## [Stated goal]
All entries below are to be set down again, identical to the source.

## [Records supplied]
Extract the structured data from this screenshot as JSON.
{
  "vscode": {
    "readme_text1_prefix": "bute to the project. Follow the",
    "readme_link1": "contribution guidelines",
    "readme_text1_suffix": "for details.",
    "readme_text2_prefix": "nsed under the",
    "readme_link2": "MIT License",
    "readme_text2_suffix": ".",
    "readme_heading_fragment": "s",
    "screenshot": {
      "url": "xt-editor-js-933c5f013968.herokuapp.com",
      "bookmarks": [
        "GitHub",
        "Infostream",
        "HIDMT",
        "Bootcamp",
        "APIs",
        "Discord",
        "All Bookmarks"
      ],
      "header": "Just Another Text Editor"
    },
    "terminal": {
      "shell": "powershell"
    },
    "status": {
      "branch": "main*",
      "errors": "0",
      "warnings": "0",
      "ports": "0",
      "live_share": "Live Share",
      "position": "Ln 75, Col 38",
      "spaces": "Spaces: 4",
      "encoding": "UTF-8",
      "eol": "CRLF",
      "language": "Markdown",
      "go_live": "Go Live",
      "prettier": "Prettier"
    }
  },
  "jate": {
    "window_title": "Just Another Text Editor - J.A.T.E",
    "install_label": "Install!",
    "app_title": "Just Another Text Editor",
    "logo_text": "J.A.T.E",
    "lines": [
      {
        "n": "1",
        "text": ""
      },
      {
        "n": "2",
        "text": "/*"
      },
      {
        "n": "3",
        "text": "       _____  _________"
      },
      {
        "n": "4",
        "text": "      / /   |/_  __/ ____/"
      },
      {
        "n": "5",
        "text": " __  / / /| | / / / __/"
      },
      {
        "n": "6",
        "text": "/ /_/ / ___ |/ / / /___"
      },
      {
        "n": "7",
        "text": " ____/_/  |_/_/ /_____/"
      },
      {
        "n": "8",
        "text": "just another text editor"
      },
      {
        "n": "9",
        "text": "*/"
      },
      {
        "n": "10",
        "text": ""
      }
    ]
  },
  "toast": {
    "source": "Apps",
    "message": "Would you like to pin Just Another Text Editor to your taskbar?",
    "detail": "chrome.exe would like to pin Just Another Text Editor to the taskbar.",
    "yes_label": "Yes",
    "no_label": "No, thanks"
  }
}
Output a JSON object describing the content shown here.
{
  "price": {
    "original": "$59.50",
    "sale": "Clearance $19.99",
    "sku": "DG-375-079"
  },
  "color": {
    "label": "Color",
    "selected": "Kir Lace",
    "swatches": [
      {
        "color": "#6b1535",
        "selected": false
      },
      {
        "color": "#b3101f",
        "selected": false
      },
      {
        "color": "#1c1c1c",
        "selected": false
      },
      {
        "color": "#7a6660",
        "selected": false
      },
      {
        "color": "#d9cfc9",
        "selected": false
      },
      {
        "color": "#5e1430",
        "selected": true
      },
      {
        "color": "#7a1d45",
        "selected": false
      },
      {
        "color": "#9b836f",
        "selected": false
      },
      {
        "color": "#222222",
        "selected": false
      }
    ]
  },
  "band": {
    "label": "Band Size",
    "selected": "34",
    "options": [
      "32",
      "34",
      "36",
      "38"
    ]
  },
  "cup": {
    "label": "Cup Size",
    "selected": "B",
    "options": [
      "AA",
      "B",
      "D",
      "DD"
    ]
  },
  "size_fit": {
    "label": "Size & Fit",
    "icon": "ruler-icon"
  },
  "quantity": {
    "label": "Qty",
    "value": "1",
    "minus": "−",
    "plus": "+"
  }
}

## [Solution to the problem]
Extract the structured data from this screenshot as JSON.
{
  "vscode": {
    "readme_text1_prefix": "bute to the project. Follow the",
    "readme_link1": "contribution guidelines",
    "readme_text1_suffix": "for details.",
    "readme_text2_prefix": "nsed under the",
    "readme_link2": "MIT License",
    "readme_text2_suffix": ".",
    "readme_heading_fragment": "s",
    "screenshot": {
      "url": "xt-editor-js-933c5f013968.herokuapp.com",
      "bookmarks": [
        "GitHub",
        "Infostream",
        "HIDMT",
        "Bootcamp",
        "APIs",
        "Discord",
        "All Bookmarks"
      ],
      "header": "Just Another Text Editor"
    },
    "terminal": {
      "shell": "powershell"
    },
    "status": {
      "branch": "main*",
      "errors": "0",
      "warnings": "0",
      "ports": "0",
      "live_share": "Live Share",
      "position": "Ln 75, Col 38",
      "spaces": "Spaces: 4",
      "encoding": "UTF-8",
      "eol": "CRLF",
      "language": "Markdown",
      "go_live": "Go Live",
      "prettier": "Prettier"
    }
  },
  "jate": {
    "window_title": "Just Another Text Editor - J.A.T.E",
    "install_label": "Install!",
    "app_title": "Just Another Text Editor",
    "logo_text": "J.A.T.E",
    "lines": [
      {
        "n": "1",
        "text": ""
      },
      {
        "n": "2",
        "text": "/*"
      },
      {
        "n": "3",
        "text": "       _____  _________"
      },
      {
        "n": "4",
        "text": "      / /   |/_  __/ ____/"
      },
      {
        "n": "5",
        "text": " __  / / /| | / / / __/"
      },
      {
        "n": "6",
        "text": "/ /_/ / ___ |/ / / /___"
      },
      {
        "n": "7",
        "text": " ____/_/  |_/_/ /_____/"
      },
      {
        "n": "8",
        "text": "just another text editor"
      },
      {
        "n": "9",
        "text": "*/"
      },
      {
        "n": "10",
        "text": ""
      }
    ]
  },
  "toast": {
    "source": "Apps",
    "message": "Would you like to pin Just Another Text Editor to your taskbar?",
    "detail": "chrome.exe would like to pin Just Another Text Editor to the taskbar.",
    "yes_label": "Yes",
    "no_label": "No, thanks"
  }
}
Output a JSON object describing the content shown here.
{
  "price": {
    "original": "$59.50",
    "sale": "Clearance $19.99",
    "sku": "DG-375-079"
  },
  "color": {
    "label": "Color",
    "selected": "Kir Lace",
    "swatches": [
      {
        "color": "#6b1535",
        "selected": false
      },
      {
        "color": "#b3101f",
        "selected": false
      },
      {
        "color": "#1c1c1c",
        "selected": false
      },
      {
        "color": "#7a6660",
        "selected": false
      },
      {
        "color": "#d9cfc9",
        "selected": false
      },
      {
        "color": "#5e1430",
        "selected": true
      },
      {
        "color": "#7a1d45",
        "selected": false
      },
      {
        "color": "#9b836f",
        "selected": false
      },
      {
        "color": "#222222",
        "selected": false
      }
    ]
  },
  "band": {
    "label": "Band Size",
    "selected": "34",
    "options": [
      "32",
      "34",
      "36",
      "38"
    ]
  },
  "cup": {
    "label": "Cup Size",
    "selected": "B",
    "options": [
      "AA",
      "B",
      "D",
      "DD"
    ]
  },
  "size_fit": {
    "label": "Size & Fit",
    "icon": "ruler-icon"
  },
  "quantity": {
    "label": "Qty",
    "value": "1",
    "minus": "−",
    "plus": "+"
  }
}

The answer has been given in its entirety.